Reproduce only this part of the listing: the line with "What's the underlying", plus every line after it through the last.
* start LISTED RECORDS *
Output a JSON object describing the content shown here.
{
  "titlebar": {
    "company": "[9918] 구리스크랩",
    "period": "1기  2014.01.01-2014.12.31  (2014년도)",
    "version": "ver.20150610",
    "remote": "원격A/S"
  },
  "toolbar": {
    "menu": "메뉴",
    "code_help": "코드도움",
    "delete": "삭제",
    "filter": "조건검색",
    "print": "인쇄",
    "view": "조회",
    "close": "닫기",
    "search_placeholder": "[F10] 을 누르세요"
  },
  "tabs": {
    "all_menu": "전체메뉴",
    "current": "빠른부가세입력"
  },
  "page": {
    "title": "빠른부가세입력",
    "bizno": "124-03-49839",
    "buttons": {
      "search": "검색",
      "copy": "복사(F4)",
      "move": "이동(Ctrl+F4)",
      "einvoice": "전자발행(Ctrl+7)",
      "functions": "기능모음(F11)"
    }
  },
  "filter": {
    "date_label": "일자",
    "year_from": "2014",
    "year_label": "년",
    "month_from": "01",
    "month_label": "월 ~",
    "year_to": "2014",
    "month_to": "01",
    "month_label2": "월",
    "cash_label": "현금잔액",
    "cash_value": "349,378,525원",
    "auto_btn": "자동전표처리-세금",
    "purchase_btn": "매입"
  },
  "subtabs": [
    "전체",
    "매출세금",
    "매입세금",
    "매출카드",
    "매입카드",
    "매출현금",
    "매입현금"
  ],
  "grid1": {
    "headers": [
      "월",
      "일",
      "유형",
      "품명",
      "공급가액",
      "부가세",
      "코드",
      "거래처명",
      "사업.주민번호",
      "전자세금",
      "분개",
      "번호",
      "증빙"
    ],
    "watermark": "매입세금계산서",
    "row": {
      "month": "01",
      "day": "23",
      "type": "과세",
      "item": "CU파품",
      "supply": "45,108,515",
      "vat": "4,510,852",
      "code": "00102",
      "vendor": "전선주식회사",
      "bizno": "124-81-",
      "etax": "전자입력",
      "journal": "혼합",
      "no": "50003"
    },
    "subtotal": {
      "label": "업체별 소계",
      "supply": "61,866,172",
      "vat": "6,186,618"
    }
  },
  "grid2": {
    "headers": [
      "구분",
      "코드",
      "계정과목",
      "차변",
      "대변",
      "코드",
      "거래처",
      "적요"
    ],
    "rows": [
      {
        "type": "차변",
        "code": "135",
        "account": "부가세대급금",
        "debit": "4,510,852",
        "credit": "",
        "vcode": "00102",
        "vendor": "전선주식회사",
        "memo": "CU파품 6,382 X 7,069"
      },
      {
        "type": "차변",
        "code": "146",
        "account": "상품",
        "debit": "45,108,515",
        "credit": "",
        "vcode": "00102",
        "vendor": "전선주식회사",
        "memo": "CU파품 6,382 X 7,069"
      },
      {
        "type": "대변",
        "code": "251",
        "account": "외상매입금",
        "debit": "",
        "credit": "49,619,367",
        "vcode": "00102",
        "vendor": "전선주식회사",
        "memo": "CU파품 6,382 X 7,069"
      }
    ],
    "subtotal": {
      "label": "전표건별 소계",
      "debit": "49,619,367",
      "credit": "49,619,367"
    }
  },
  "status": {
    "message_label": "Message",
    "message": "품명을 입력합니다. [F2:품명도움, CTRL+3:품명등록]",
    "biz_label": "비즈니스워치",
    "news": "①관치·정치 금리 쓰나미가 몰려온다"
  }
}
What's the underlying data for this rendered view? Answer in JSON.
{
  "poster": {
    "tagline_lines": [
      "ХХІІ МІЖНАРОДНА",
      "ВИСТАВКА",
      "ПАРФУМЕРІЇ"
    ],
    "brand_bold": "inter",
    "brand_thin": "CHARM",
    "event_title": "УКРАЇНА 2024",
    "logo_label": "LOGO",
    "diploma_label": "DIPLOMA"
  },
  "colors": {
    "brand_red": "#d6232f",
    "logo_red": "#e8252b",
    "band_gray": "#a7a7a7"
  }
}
* end LISTED RECORDS *
ANSWER TO THIS EXERCISE:
What's the underlying data for this rendered view? Answer in JSON.
{
  "poster": {
    "tagline_lines": [
      "ХХІІ МІЖНАРОДНА",
      "ВИСТАВКА",
      "ПАРФУМЕРІЇ"
    ],
    "brand_bold": "inter",
    "brand_thin": "CHARM",
    "event_title": "УКРАЇНА 2024",
    "logo_label": "LOGO",
    "diploma_label": "DIPLOMA"
  },
  "colors": {
    "brand_red": "#d6232f",
    "logo_red": "#e8252b",
    "band_gray": "#a7a7a7"
  }
}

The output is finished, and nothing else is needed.